### EXERCISE MATERIALS
——————————

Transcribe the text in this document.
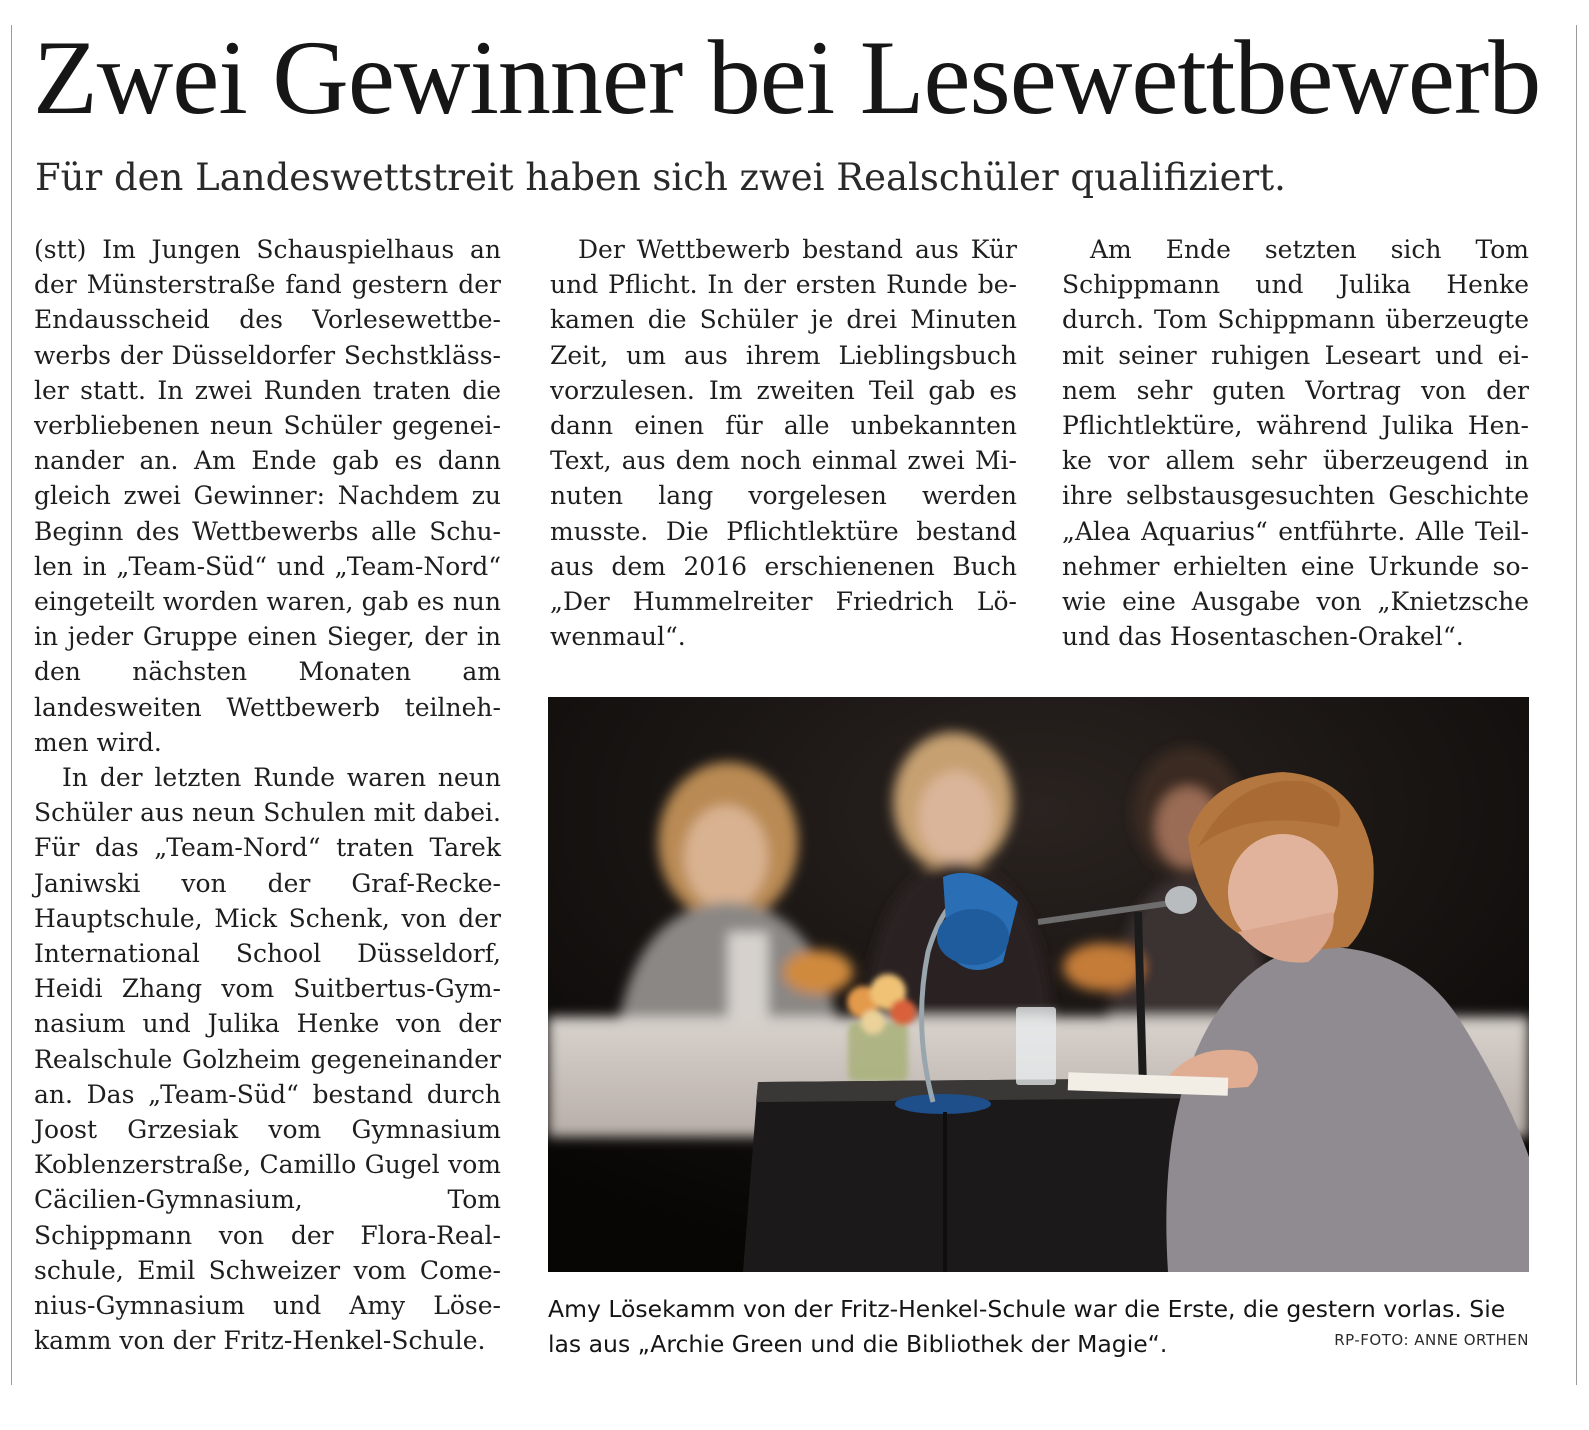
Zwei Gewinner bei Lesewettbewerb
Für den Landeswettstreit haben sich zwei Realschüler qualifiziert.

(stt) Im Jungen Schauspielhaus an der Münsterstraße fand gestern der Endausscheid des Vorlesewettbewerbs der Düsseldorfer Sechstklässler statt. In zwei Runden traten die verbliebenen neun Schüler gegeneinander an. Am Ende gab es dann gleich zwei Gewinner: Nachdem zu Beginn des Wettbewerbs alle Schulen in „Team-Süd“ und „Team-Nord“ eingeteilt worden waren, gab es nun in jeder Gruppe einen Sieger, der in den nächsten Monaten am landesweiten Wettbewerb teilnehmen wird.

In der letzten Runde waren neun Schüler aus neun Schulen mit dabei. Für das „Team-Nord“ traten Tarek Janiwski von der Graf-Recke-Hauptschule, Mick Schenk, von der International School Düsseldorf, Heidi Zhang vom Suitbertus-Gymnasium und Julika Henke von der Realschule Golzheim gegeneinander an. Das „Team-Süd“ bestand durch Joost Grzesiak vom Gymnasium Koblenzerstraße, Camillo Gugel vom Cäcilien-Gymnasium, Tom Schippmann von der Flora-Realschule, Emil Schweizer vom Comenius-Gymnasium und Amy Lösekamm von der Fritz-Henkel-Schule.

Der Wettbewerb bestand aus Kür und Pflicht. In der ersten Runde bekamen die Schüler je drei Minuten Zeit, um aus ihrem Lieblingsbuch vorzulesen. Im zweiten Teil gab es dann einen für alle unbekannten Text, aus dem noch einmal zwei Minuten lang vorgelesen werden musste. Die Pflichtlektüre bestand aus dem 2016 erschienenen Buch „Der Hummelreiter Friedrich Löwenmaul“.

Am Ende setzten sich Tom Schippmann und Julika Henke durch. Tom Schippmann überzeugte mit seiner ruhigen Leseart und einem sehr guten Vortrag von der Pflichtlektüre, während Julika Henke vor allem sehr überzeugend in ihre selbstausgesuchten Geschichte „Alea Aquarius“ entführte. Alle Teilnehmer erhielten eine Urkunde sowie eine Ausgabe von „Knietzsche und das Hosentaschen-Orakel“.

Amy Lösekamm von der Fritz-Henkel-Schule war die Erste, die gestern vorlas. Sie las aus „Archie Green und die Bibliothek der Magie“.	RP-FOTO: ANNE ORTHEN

——————————

### INSTRUCTION
Repeat the data exactly in full, omitting its pictures.

### TASK ANSWER
Transcribe the text in this document.
Zwei Gewinner bei Lesewettbewerb
Für den Landeswettstreit haben sich zwei Realschüler qualifiziert.

(stt) Im Jungen Schauspielhaus an der Münsterstraße fand gestern der Endausscheid des Vorlesewettbewerbs der Düsseldorfer Sechstklässler statt. In zwei Runden traten die verbliebenen neun Schüler gegeneinander an. Am Ende gab es dann gleich zwei Gewinner: Nachdem zu Beginn des Wettbewerbs alle Schulen in „Team-Süd“ und „Team-Nord“ eingeteilt worden waren, gab es nun in jeder Gruppe einen Sieger, der in den nächsten Monaten am landesweiten Wettbewerb teilnehmen wird.

In der letzten Runde waren neun Schüler aus neun Schulen mit dabei. Für das „Team-Nord“ traten Tarek Janiwski von der Graf-Recke-Hauptschule, Mick Schenk, von der International School Düsseldorf, Heidi Zhang vom Suitbertus-Gymnasium und Julika Henke von der Realschule Golzheim gegeneinander an. Das „Team-Süd“ bestand durch Joost Grzesiak vom Gymnasium Koblenzerstraße, Camillo Gugel vom Cäcilien-Gymnasium, Tom Schippmann von der Flora-Realschule, Emil Schweizer vom Comenius-Gymnasium und Amy Lösekamm von der Fritz-Henkel-Schule.

Der Wettbewerb bestand aus Kür und Pflicht. In der ersten Runde bekamen die Schüler je drei Minuten Zeit, um aus ihrem Lieblingsbuch vorzulesen. Im zweiten Teil gab es dann einen für alle unbekannten Text, aus dem noch einmal zwei Minuten lang vorgelesen werden musste. Die Pflichtlektüre bestand aus dem 2016 erschienenen Buch „Der Hummelreiter Friedrich Löwenmaul“.

Am Ende setzten sich Tom Schippmann und Julika Henke durch. Tom Schippmann überzeugte mit seiner ruhigen Leseart und einem sehr guten Vortrag von der Pflichtlektüre, während Julika Henke vor allem sehr überzeugend in ihre selbstausgesuchten Geschichte „Alea Aquarius“ entführte. Alle Teilnehmer erhielten eine Urkunde sowie eine Ausgabe von „Knietzsche und das Hosentaschen-Orakel“.

Amy Lösekamm von der Fritz-Henkel-Schule war die Erste, die gestern vorlas. Sie las aus „Archie Green und die Bibliothek der Magie“.	RP-FOTO: ANNE ORTHEN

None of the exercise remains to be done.